— BEGIN TASK INPUTS —

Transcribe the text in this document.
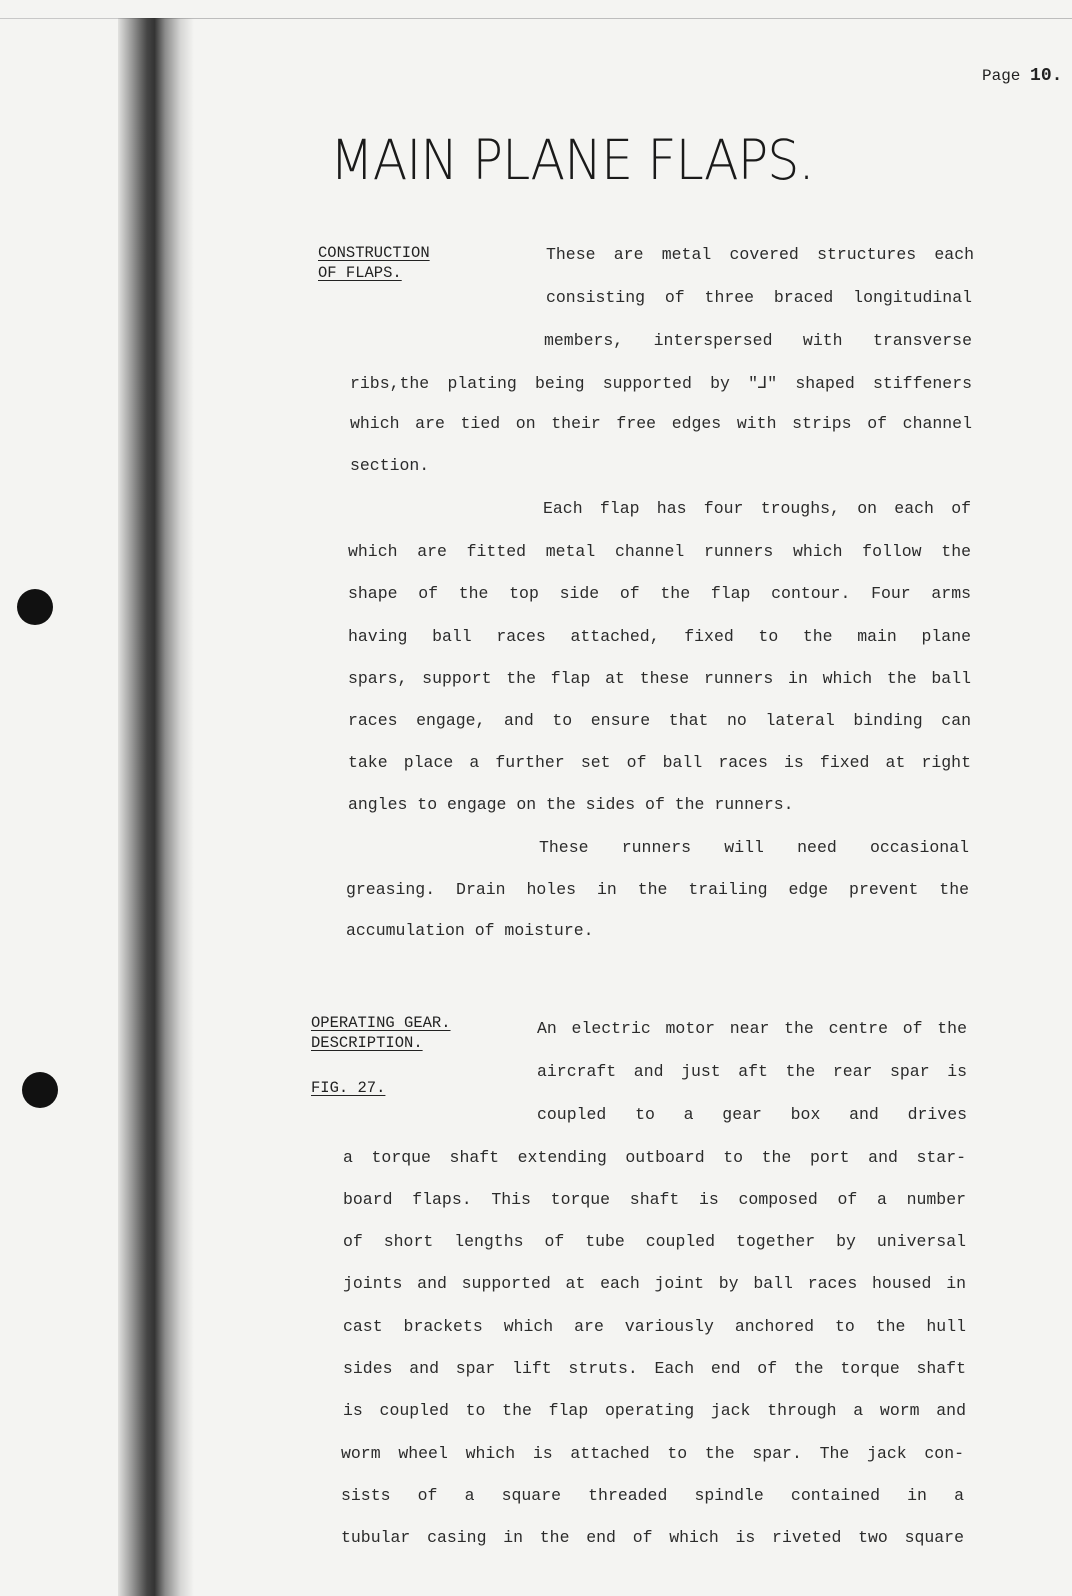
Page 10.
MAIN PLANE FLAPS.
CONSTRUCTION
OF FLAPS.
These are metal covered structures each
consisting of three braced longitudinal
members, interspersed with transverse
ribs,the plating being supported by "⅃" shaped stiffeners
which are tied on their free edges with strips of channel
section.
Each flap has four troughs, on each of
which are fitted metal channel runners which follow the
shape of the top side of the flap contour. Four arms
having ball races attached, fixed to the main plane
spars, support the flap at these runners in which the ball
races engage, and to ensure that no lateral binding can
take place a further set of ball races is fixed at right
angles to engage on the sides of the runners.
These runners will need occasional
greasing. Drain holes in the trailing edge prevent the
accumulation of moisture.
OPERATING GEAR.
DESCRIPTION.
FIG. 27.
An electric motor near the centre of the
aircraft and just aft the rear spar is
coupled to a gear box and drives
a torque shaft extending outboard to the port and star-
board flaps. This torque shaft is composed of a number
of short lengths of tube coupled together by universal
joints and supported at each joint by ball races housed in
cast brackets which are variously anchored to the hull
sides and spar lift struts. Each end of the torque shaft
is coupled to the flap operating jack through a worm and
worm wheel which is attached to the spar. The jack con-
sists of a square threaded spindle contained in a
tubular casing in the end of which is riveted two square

— END TASK INPUTS —
— BEGIN TASK INPUTS —

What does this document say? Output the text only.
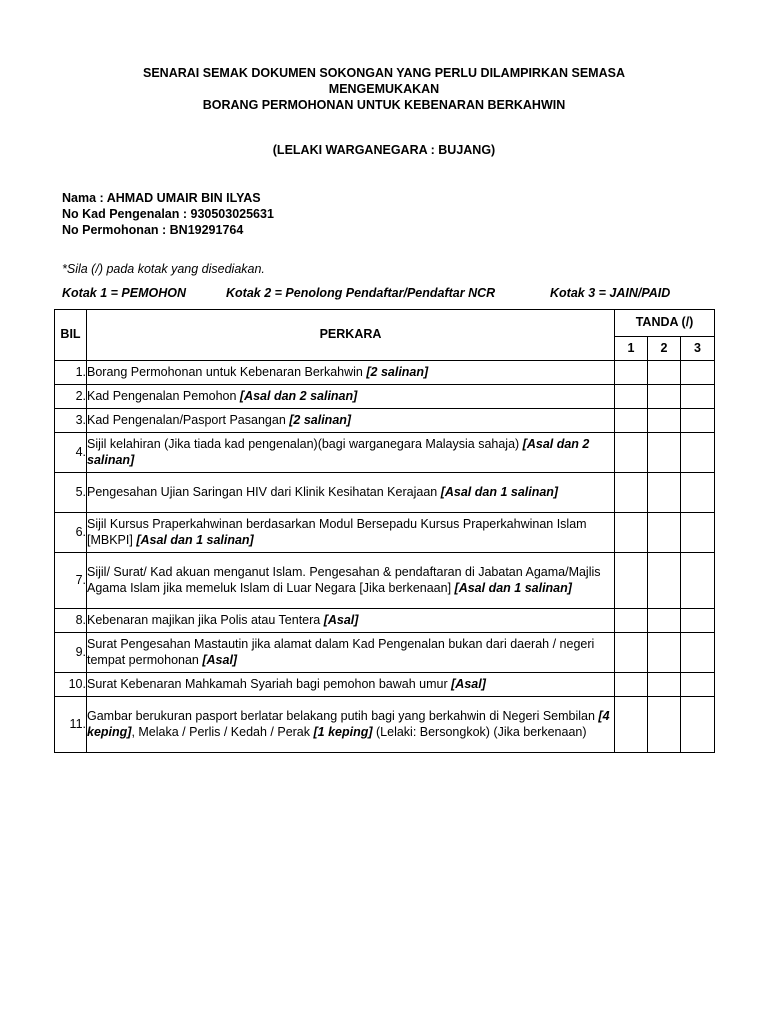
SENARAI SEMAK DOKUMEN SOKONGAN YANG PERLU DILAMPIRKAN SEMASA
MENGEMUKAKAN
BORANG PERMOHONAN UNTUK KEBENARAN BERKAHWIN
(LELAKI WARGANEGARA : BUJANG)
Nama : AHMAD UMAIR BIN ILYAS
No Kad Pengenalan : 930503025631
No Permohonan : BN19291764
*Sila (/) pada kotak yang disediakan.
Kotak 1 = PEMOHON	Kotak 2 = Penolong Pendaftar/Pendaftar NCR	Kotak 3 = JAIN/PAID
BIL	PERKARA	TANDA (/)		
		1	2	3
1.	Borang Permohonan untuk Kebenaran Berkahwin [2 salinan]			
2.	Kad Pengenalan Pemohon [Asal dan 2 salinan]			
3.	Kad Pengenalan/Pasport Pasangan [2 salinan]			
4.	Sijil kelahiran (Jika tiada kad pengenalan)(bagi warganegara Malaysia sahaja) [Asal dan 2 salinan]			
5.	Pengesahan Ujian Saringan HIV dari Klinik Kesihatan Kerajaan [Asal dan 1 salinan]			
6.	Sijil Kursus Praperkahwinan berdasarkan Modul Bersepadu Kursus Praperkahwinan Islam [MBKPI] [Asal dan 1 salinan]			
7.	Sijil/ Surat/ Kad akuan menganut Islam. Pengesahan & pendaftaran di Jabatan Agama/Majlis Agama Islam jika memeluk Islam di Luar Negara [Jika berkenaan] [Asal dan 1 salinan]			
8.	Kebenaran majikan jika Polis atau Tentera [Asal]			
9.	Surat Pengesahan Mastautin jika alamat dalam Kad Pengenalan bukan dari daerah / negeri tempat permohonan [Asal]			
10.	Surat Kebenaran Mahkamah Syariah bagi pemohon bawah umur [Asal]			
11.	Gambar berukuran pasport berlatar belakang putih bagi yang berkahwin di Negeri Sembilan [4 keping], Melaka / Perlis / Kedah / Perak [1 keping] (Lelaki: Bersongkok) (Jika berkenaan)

— END TASK INPUTS —
— BEGIN TASK INPUTS —

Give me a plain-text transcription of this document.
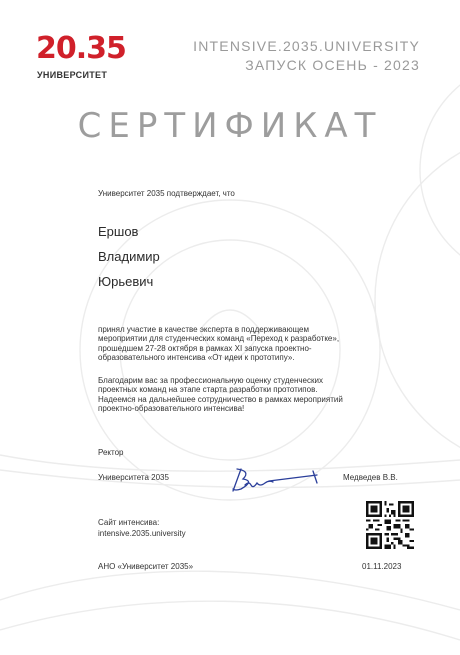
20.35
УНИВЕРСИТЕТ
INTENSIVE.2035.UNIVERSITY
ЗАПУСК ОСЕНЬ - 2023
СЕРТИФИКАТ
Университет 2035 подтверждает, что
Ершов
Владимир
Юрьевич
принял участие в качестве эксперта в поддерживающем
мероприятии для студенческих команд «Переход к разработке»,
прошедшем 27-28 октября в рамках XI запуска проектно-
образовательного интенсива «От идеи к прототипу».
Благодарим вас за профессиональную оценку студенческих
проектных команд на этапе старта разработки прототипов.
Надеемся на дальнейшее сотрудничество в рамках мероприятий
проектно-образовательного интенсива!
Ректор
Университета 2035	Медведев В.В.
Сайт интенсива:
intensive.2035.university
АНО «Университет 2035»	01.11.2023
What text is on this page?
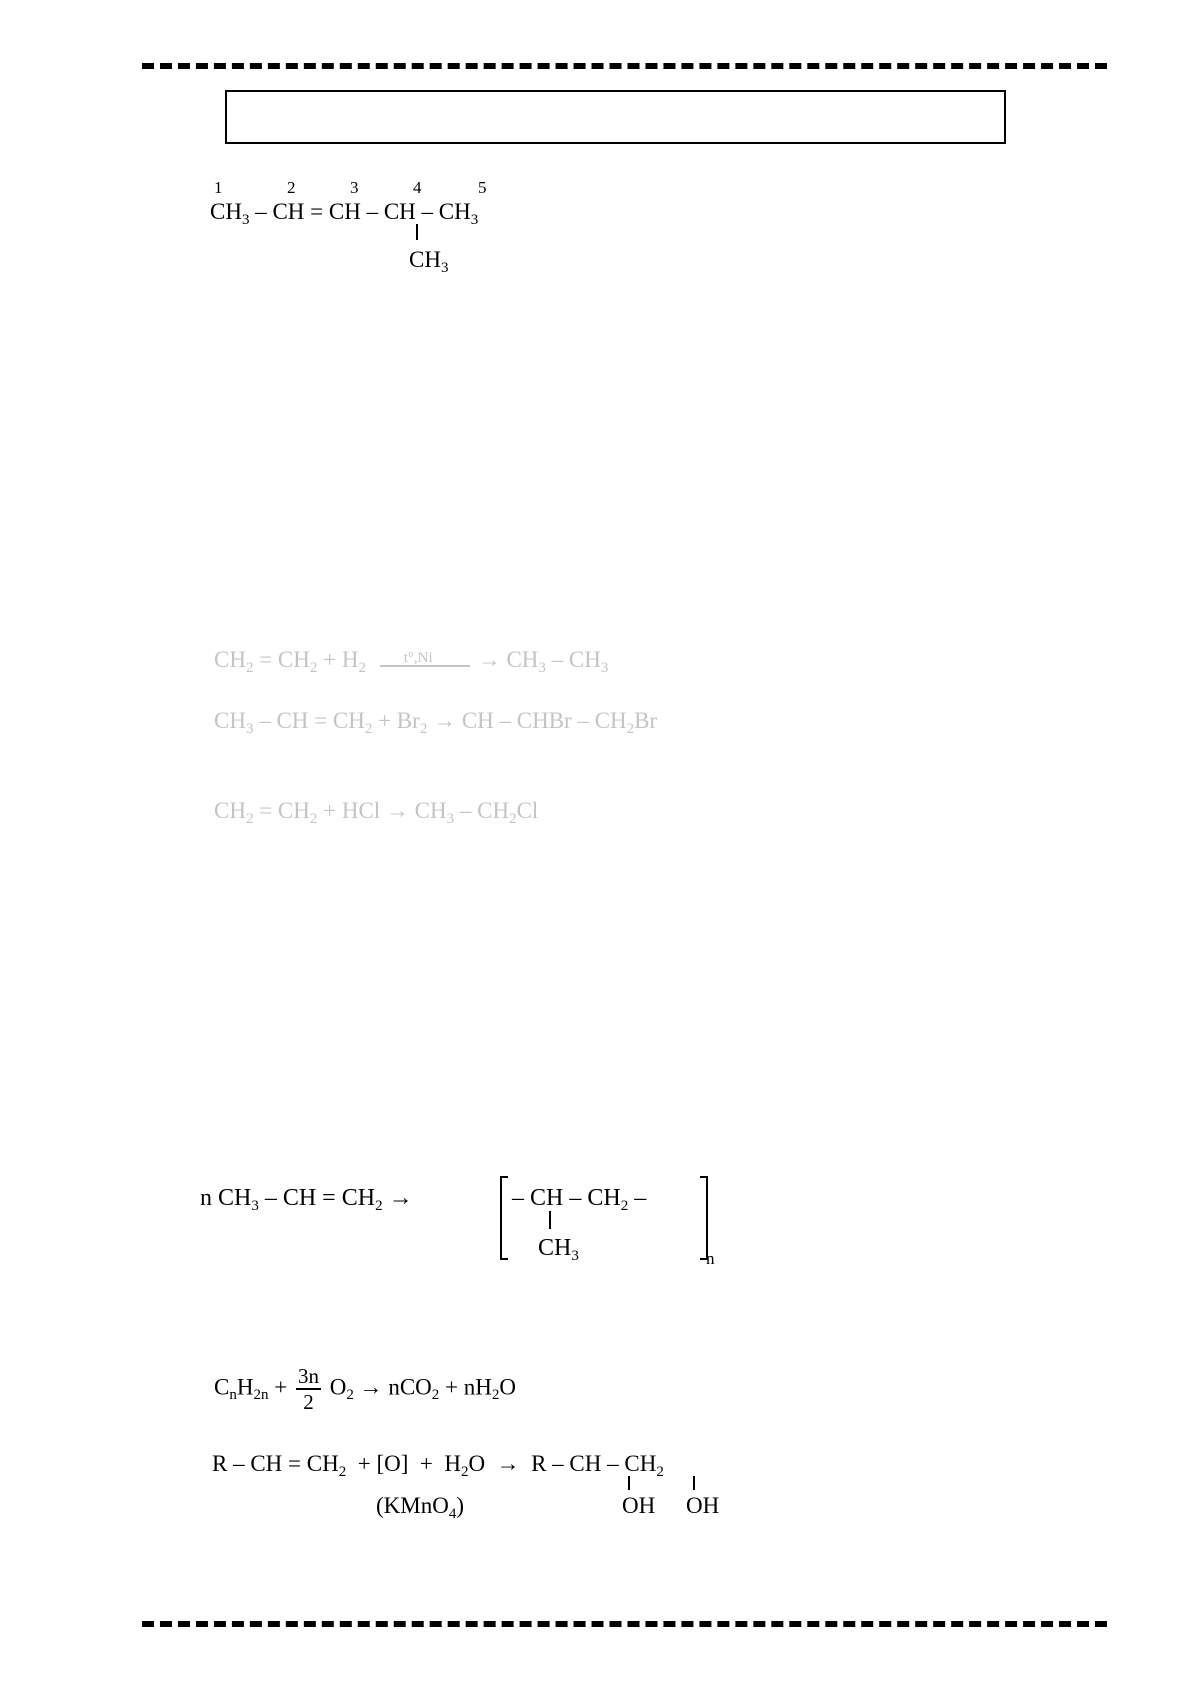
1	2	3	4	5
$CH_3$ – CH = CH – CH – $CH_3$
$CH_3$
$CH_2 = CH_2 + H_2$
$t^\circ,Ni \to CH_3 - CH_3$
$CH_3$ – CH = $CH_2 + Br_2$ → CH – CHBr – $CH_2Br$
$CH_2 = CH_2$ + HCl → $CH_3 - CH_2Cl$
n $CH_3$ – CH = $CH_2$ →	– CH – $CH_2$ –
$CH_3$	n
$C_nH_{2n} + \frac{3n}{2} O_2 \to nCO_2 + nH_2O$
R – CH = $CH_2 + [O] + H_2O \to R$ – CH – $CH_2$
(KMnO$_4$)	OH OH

— END TASK INPUTS —

WRITTEN PROBLEM – Pull every line holding "bagi" out of the records.

IN RESPONSE –
4.	Sijil kelahiran (Jika tiada kad pengenalan)(bagi warganegara Malaysia sahaja) [Asal dan 2 salinan]			
10.	Surat Kebenaran Mahkamah Syariah bagi pemohon bawah umur [Asal]			
11.	Gambar berukuran pasport berlatar belakang putih bagi yang berkahwin di Negeri Sembilan [4 keping], Melaka / Perlis / Kedah / Perak [1 keping] (Lelaki: Bersongkok) (Jika berkenaan)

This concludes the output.